## Extracted records
◇ ◇ ◇ ◇

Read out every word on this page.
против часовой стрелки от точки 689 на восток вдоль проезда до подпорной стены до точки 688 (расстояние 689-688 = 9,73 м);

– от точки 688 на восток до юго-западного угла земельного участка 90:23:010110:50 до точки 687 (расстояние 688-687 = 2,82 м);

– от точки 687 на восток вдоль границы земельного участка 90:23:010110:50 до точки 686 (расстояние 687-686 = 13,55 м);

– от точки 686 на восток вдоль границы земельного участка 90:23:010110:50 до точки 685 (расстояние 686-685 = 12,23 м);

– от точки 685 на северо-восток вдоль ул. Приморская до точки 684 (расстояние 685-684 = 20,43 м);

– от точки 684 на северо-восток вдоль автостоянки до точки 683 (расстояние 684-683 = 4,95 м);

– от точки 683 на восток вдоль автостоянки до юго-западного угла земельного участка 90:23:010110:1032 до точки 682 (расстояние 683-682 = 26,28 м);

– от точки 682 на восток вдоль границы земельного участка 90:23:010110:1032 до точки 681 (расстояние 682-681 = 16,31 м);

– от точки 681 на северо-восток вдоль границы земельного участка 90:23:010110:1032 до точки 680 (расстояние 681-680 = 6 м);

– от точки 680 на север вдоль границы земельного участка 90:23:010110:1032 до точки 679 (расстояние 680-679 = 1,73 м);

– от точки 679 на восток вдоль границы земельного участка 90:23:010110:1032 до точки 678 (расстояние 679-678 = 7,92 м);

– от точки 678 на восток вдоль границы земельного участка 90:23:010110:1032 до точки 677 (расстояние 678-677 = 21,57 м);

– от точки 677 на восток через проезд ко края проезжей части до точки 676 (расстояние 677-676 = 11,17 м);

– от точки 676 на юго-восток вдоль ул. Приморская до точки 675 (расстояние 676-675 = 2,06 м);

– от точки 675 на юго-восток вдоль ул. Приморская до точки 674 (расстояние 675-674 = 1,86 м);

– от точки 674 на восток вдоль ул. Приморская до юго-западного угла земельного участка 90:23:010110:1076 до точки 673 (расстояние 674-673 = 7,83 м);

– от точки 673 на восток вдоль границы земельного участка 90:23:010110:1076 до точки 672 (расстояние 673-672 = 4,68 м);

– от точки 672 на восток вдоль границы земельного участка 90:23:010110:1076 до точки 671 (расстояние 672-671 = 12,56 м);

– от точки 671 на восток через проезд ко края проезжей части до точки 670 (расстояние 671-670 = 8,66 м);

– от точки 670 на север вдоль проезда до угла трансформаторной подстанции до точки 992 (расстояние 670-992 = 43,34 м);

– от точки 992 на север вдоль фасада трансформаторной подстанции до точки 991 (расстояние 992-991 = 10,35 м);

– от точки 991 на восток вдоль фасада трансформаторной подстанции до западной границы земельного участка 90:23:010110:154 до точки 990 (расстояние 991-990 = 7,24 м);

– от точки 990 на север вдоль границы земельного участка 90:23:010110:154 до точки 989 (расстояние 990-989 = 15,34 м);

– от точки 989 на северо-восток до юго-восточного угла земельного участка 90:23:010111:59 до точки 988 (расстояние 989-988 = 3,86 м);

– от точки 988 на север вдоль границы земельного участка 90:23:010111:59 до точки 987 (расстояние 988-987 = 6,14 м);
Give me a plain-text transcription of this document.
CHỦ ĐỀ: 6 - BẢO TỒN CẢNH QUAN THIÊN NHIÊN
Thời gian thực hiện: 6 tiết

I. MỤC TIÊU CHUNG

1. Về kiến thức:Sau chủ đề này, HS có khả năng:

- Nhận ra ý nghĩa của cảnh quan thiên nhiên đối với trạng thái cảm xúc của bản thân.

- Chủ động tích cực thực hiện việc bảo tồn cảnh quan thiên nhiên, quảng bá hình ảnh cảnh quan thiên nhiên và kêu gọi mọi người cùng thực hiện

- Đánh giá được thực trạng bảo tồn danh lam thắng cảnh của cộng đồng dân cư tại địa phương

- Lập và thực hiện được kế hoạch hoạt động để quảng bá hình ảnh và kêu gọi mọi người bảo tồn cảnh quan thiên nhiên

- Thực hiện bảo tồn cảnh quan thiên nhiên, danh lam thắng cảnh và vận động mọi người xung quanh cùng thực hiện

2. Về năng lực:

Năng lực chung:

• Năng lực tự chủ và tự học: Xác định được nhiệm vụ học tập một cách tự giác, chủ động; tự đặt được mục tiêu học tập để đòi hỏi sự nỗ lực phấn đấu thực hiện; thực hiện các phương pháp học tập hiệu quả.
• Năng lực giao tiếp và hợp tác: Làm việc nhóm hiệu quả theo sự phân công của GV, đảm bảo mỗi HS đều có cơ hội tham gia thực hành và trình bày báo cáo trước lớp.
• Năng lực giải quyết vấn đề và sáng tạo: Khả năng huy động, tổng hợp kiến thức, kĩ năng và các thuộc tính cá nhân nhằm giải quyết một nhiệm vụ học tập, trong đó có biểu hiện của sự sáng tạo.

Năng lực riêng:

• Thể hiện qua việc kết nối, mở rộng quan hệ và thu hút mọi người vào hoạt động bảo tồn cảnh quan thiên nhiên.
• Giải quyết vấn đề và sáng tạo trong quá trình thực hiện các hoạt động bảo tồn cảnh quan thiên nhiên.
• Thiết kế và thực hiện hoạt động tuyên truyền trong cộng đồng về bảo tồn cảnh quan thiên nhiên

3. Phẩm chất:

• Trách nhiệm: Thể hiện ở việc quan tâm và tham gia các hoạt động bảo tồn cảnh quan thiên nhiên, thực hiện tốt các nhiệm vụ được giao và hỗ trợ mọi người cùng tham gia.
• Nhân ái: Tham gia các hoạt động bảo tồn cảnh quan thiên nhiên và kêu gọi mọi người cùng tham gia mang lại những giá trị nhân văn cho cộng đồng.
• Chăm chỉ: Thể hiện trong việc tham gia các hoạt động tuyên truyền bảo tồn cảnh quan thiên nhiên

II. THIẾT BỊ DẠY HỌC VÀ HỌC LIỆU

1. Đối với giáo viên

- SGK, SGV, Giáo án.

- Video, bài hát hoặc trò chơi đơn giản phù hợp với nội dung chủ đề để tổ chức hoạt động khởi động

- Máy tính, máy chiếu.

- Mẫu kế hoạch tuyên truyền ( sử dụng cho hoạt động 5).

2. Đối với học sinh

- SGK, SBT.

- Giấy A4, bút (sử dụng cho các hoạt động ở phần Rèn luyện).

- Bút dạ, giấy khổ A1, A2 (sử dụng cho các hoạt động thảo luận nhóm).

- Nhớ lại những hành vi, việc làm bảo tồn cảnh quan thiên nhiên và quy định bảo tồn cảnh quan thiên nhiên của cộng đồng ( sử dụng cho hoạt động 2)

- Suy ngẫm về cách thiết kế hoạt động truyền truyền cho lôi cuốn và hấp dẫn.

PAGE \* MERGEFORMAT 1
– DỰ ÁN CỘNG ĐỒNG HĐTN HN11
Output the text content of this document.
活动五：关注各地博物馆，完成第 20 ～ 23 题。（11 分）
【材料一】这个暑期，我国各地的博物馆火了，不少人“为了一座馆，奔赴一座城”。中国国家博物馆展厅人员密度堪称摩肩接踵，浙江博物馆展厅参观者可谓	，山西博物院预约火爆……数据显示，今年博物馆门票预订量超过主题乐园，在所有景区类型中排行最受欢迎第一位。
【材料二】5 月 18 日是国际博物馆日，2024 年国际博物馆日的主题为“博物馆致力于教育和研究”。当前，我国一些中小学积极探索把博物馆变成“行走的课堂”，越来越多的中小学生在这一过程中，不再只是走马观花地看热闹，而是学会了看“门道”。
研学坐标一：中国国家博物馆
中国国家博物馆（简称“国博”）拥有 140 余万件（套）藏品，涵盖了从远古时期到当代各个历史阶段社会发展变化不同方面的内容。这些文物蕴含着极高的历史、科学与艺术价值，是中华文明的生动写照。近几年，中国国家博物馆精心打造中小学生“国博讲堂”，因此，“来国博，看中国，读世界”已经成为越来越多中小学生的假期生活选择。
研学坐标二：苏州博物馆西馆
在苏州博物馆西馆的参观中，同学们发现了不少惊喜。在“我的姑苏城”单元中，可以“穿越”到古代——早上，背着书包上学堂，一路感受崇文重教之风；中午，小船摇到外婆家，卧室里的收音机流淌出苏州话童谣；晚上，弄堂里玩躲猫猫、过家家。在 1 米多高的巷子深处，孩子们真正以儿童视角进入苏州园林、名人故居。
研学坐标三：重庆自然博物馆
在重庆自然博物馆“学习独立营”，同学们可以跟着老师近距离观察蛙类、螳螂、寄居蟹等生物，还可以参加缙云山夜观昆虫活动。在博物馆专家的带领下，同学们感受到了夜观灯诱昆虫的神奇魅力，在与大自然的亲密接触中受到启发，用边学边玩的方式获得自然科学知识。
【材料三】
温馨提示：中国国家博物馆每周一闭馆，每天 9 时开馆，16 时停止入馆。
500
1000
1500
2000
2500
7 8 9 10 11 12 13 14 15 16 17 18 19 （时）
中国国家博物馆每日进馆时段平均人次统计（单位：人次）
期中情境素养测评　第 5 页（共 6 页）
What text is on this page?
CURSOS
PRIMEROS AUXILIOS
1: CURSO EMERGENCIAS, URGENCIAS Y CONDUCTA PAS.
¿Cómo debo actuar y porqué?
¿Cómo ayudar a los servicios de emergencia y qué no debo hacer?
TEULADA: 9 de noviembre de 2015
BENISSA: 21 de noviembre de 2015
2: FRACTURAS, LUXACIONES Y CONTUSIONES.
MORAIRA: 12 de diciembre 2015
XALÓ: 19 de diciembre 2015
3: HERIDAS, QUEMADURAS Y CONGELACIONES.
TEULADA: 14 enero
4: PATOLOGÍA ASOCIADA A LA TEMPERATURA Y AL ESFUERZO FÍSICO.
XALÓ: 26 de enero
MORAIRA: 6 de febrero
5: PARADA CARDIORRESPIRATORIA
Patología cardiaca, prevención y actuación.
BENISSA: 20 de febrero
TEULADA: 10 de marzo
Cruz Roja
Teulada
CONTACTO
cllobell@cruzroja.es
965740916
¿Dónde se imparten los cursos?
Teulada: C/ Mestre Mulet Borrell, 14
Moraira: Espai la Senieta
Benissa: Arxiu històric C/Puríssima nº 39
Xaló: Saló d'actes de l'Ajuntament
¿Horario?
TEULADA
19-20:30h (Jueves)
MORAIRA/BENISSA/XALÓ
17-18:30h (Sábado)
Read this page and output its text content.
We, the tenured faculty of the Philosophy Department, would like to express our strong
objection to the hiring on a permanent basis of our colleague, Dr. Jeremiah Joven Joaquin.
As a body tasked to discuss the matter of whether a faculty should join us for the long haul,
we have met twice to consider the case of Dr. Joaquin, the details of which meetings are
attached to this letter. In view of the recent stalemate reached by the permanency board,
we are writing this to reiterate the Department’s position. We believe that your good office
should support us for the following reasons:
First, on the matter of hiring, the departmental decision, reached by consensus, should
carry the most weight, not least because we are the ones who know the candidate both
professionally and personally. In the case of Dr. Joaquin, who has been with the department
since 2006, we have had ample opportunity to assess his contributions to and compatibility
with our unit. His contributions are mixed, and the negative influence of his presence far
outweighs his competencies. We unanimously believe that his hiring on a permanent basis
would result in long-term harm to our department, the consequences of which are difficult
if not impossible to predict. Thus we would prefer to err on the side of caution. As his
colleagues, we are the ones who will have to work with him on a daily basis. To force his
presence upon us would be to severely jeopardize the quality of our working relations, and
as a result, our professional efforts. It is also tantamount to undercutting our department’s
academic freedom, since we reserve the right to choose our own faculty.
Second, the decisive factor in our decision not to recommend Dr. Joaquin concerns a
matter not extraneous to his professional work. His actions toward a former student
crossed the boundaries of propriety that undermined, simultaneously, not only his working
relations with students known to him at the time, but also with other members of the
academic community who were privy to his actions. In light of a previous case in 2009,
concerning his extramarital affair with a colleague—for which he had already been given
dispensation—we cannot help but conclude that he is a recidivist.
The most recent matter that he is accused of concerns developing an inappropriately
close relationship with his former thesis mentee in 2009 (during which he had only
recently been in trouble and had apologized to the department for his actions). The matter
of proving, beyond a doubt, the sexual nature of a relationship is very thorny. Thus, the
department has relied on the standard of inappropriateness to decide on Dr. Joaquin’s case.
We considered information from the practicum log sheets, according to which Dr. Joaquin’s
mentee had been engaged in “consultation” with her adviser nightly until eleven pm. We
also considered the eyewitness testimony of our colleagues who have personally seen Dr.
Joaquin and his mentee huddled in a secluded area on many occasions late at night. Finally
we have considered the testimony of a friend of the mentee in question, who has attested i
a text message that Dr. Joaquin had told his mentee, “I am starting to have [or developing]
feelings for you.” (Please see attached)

◇ ◇ ◇ ◇

## To do
How many lines of the records contain the string "attached"? Respond with the number alone.

## Written solution
2